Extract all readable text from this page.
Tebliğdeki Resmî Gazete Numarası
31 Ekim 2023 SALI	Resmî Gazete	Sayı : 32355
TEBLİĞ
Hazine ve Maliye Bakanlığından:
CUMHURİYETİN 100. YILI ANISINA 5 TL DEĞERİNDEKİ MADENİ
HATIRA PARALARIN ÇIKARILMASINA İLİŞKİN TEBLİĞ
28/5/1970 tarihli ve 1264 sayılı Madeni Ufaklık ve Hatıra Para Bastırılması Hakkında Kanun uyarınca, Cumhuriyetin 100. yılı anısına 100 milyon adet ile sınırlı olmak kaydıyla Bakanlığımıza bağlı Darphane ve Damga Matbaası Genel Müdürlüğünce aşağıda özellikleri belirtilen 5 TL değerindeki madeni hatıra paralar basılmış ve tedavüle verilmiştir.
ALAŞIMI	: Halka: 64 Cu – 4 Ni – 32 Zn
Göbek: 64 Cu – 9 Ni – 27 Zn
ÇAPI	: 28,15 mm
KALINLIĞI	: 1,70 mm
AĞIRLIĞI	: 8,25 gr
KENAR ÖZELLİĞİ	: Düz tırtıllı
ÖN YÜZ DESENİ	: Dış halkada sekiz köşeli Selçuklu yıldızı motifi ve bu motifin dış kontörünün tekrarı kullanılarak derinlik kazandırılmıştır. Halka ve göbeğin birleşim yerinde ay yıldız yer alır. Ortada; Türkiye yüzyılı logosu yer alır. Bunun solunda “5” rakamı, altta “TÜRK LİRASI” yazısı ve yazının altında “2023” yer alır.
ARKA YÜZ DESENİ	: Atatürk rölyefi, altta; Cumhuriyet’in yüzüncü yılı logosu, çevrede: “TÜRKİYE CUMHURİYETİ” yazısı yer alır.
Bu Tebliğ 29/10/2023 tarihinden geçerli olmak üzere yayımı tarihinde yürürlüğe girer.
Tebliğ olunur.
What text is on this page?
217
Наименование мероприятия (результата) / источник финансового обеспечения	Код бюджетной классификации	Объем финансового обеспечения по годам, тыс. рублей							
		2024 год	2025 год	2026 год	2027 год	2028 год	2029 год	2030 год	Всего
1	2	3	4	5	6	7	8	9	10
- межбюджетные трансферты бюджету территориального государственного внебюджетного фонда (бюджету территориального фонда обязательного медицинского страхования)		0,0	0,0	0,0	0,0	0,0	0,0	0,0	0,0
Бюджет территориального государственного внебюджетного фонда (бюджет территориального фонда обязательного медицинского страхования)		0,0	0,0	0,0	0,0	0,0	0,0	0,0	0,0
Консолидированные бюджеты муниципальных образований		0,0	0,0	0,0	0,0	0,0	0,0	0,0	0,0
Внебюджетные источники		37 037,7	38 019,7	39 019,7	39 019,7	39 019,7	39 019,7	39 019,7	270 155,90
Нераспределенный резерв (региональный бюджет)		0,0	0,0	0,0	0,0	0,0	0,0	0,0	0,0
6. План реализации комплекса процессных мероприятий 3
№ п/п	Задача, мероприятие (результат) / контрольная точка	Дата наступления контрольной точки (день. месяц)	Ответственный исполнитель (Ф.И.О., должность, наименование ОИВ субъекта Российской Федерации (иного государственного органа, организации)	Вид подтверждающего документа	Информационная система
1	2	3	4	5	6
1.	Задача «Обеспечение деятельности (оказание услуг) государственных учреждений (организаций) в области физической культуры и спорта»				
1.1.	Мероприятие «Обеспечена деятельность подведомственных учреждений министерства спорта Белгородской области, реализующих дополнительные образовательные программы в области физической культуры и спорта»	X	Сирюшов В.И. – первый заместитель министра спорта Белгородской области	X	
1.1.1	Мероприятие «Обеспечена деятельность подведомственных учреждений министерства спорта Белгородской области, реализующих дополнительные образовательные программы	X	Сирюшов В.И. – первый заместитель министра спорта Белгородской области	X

◆ ◆ ◆ ◆ ◆

*Task statement*
Search the data for the word "Halka" and copy each line where it appears.

*Response*
ALAŞIMI	: Halka: 64 Cu – 4 Ni – 32 Zn
ÖN YÜZ DESENİ	: Dış halkada sekiz köşeli Selçuklu yıldızı motifi ve bu motifin dış kontörünün tekrarı kullanılarak derinlik kazandırılmıştır. Halka ve göbeğin birleşim yerinde ay yıldız yer alır. Ortada; Türkiye yüzyılı logosu yer alır. Bunun solunda “5” rakamı, altta “TÜRK LİRASI” yazısı ve yazının altında “2023” yer alır.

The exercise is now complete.